(Problem): Identify each line containing the word "background" and copy it.

(Source material):

▶

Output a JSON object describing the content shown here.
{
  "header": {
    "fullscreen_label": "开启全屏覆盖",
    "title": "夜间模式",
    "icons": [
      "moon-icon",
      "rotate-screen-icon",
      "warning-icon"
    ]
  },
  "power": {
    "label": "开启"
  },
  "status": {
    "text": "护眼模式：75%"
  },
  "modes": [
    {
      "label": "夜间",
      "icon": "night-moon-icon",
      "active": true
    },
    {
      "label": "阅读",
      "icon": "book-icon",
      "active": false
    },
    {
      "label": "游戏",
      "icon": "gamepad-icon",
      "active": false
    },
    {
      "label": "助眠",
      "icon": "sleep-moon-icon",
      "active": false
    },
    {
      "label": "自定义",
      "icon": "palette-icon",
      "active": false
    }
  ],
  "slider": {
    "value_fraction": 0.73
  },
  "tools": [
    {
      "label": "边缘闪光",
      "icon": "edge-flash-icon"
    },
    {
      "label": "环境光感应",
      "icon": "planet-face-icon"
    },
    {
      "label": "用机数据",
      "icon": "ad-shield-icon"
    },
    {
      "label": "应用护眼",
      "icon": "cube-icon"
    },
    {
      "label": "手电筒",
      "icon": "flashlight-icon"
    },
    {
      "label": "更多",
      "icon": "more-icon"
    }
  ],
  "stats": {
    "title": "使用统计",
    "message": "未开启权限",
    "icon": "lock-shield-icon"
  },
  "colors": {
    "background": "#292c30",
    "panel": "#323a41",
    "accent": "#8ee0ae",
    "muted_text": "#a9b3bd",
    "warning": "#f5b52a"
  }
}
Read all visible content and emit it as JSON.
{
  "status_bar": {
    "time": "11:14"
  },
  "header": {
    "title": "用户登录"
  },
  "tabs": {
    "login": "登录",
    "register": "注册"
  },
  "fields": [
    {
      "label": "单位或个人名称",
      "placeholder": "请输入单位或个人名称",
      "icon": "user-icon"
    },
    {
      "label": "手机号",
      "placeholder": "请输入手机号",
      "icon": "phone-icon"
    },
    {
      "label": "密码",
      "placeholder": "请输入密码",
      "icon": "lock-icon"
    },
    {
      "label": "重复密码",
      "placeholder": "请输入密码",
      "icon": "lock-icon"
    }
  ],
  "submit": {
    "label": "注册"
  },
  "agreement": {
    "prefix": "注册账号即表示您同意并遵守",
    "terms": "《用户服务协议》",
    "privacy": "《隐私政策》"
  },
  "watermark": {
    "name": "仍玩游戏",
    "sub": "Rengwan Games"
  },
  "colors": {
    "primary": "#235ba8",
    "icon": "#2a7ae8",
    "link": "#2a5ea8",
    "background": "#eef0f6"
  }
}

◀

(Solution to this exercise):
    "background": "#292c30",
    "background": "#eef0f6"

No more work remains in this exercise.